§ **Materials provided**:

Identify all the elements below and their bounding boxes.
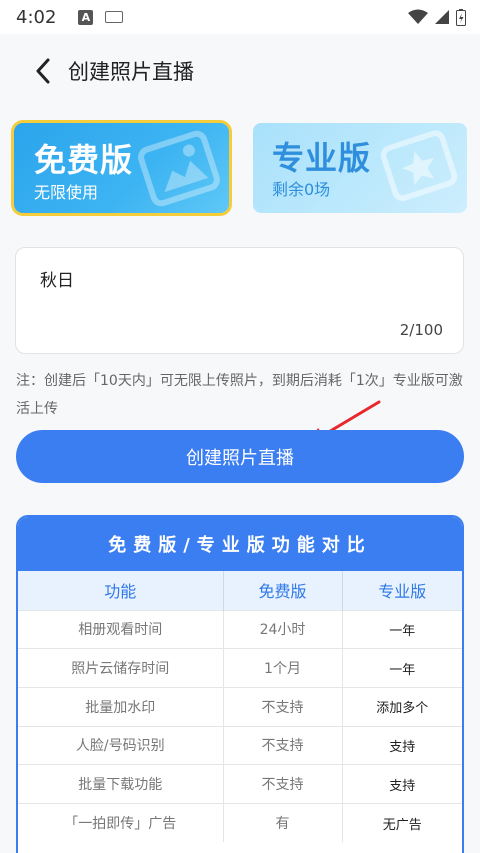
activation-note: 注：创建后「10天内」可无限上传照片，到期后消耗「1次」专业版可激活上传 xyxy=(16,373,463,417)
plan-free-sub: 无限使用 xyxy=(34,183,99,202)
feature-cell: 批量下载功能 xyxy=(18,764,224,804)
pro-cell: 一年 xyxy=(342,609,462,649)
nav-bar: 创建照片直播 xyxy=(0,34,480,108)
free-cell: 24小时 xyxy=(223,609,343,649)
back-button[interactable] xyxy=(30,56,56,86)
table-row: 人脸/号码识别 不支持 支持 xyxy=(18,725,462,765)
free-cell: 不支持 xyxy=(223,764,343,804)
comparison-table: 免费版/专业版功能对比 功能 免费版 专业版 相册观看时间 24小时 一年 照片… xyxy=(16,515,464,853)
header-feature: 功能 xyxy=(18,571,224,610)
free-cell: 不支持 xyxy=(223,725,343,765)
plan-free-name: 免费版 xyxy=(34,141,134,179)
chevron-left-icon xyxy=(36,58,50,84)
status-bar: 4:02 A xyxy=(0,0,480,34)
free-cell: 不支持 xyxy=(223,686,343,727)
photo-ticket-icon xyxy=(138,130,220,207)
plan-card-free[interactable]: 免费版 无限使用 xyxy=(11,120,232,216)
album-title-input[interactable]: 秋日 2/100 xyxy=(15,247,464,354)
feature-cell: 「一拍即传」广告 xyxy=(18,802,224,843)
pro-cell: 添加多个 xyxy=(342,686,462,727)
keyboard-icon xyxy=(105,11,124,23)
cellular-icon xyxy=(435,10,449,24)
table-row: 相册观看时间 24小时 一年 xyxy=(18,609,462,649)
table-header-row: 功能 免费版 专业版 xyxy=(18,571,462,610)
pro-cell: 支持 xyxy=(342,764,462,804)
header-free: 免费版 xyxy=(223,571,343,610)
battery-icon xyxy=(456,8,466,26)
page-title: 创建照片直播 xyxy=(68,60,194,84)
star-ticket-icon xyxy=(380,130,458,201)
feature-cell: 相册观看时间 xyxy=(18,609,224,649)
table-row: 照片云储存时间 1个月 一年 xyxy=(18,648,462,688)
pro-cell: 支持 xyxy=(342,725,462,765)
character-counter: 2/100 xyxy=(399,321,443,339)
table-row: 批量加水印 不支持 添加多个 xyxy=(18,686,462,727)
plan-card-pro[interactable]: 专业版 剩余0场 xyxy=(253,123,467,213)
table-row: 「一拍即传」广告 有 无广告 xyxy=(18,802,462,843)
comparison-grid: 功能 免费版 专业版 相册观看时间 24小时 一年 照片云储存时间 1个月 一年… xyxy=(18,571,462,843)
free-cell: 有 xyxy=(223,802,343,843)
feature-cell: 批量加水印 xyxy=(18,686,224,727)
notification-a-icon: A xyxy=(78,9,94,25)
table-row: 批量下载功能 不支持 支持 xyxy=(18,764,462,804)
status-time: 4:02 xyxy=(16,6,57,28)
feature-cell: 人脸/号码识别 xyxy=(18,725,224,765)
free-cell: 1个月 xyxy=(223,648,343,688)
create-live-button[interactable]: 创建照片直播 xyxy=(16,430,464,483)
plan-pro-name: 专业版 xyxy=(272,139,372,177)
pro-cell: 一年 xyxy=(342,648,462,688)
album-title-value: 秋日 xyxy=(40,271,74,291)
pro-cell: 无广告 xyxy=(342,802,462,843)
wifi-icon xyxy=(408,9,428,24)
plan-pro-sub: 剩余0场 xyxy=(272,180,331,199)
feature-cell: 照片云储存时间 xyxy=(18,648,224,688)
header-pro: 专业版 xyxy=(342,571,462,610)
comparison-title: 免费版/专业版功能对比 xyxy=(18,517,462,571)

§ **Objective**: State how many lines in the entries above contain the string "interactable", giving only the number.

§ **Correct response**: 5